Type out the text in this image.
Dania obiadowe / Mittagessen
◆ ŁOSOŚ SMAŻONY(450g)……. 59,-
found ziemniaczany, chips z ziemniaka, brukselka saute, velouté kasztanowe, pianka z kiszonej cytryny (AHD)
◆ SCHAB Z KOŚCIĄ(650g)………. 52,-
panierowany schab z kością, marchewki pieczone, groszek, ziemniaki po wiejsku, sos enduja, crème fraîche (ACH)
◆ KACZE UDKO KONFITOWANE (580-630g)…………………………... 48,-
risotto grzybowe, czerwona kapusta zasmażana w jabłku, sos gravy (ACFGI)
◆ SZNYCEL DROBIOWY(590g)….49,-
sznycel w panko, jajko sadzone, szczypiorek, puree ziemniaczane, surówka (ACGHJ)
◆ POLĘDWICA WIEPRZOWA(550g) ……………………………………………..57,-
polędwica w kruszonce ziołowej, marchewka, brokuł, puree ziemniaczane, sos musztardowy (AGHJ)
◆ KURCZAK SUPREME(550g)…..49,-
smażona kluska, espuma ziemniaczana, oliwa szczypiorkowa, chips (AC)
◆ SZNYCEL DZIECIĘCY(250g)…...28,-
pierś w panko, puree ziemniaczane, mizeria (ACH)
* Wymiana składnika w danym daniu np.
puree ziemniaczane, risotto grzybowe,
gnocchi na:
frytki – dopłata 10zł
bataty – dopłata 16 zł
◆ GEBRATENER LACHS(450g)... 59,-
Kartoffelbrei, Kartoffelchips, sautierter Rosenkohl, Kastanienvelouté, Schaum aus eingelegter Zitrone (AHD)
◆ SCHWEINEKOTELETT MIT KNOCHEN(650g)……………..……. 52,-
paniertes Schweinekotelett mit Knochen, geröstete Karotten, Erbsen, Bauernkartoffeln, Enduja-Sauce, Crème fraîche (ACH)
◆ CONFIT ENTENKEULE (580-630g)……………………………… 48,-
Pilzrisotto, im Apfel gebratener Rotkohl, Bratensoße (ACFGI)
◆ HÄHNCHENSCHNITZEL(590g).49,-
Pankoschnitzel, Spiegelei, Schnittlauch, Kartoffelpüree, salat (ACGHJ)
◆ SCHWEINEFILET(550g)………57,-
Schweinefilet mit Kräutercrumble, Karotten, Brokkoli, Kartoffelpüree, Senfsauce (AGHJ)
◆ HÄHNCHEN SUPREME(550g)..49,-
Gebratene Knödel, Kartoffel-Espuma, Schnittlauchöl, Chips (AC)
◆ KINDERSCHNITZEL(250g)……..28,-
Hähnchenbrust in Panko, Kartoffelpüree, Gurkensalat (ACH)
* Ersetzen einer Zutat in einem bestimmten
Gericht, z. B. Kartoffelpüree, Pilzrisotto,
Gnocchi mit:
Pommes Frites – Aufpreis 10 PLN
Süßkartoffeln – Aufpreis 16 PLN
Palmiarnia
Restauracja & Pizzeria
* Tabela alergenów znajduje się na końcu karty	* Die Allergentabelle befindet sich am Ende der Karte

::::::::::

▶ _Exercise_
Pick out each line containing "ziemniaczane" and report it.

▶ _Reply_
sznycel w panko, jajko sadzone, szczypiorek, puree ziemniaczane, surówka (ACGHJ)
polędwica w kruszonce ziołowej, marchewka, brokuł, puree ziemniaczane, sos musztardowy (AGHJ)
pierś w panko, puree ziemniaczane, mizeria (ACH)
puree ziemniaczane, risotto grzybowe,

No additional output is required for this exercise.